[begin AVAILABLE RECORDS]

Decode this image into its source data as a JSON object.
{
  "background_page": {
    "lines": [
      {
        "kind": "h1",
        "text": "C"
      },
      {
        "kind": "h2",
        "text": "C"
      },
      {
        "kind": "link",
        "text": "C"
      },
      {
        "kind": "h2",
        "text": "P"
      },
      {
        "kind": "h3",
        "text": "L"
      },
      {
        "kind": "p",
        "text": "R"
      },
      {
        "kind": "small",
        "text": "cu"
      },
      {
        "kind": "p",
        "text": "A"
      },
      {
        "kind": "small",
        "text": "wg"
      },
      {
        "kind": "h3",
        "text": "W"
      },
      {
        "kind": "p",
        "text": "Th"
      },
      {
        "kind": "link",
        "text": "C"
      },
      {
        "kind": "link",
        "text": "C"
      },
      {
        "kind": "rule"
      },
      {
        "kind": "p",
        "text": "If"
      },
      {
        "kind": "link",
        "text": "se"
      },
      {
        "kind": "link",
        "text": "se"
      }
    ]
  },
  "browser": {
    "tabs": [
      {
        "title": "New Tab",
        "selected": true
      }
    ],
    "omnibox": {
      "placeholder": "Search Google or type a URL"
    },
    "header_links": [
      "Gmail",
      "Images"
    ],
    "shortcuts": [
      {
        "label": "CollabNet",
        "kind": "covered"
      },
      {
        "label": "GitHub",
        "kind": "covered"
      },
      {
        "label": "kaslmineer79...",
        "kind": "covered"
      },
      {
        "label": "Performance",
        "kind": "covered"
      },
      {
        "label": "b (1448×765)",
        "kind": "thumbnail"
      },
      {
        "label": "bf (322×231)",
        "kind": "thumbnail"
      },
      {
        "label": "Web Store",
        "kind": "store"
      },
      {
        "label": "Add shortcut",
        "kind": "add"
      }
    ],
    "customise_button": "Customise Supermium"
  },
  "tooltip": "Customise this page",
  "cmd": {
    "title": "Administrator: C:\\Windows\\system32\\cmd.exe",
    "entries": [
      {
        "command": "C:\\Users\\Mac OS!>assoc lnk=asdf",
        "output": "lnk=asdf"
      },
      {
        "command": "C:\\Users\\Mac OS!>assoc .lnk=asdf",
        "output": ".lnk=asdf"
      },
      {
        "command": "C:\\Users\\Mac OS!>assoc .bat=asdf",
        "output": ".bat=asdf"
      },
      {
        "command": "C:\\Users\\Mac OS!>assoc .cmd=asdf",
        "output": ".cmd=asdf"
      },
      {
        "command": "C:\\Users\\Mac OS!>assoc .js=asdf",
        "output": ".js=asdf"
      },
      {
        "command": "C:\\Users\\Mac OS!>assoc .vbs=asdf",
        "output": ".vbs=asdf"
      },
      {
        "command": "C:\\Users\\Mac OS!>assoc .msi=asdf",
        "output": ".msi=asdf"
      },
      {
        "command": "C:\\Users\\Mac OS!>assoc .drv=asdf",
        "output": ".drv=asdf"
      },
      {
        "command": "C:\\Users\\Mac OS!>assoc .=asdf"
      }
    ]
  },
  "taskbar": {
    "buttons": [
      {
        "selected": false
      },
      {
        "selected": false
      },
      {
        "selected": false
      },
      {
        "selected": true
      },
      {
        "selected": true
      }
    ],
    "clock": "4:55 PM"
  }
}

[end AVAILABLE RECORDS]

YOUR TASK — Take every line that includes the string "command" and copy it.

EXERCISE ANSWER —
        "command": "C:\\Users\\Mac OS!>assoc lnk=asdf",
        "command": "C:\\Users\\Mac OS!>assoc .lnk=asdf",
        "command": "C:\\Users\\Mac OS!>assoc .bat=asdf",
        "command": "C:\\Users\\Mac OS!>assoc .cmd=asdf",
        "command": "C:\\Users\\Mac OS!>assoc .js=asdf",
        "command": "C:\\Users\\Mac OS!>assoc .vbs=asdf",
        "command": "C:\\Users\\Mac OS!>assoc .msi=asdf",
        "command": "C:\\Users\\Mac OS!>assoc .drv=asdf",
        "command": "C:\\Users\\Mac OS!>assoc .=asdf"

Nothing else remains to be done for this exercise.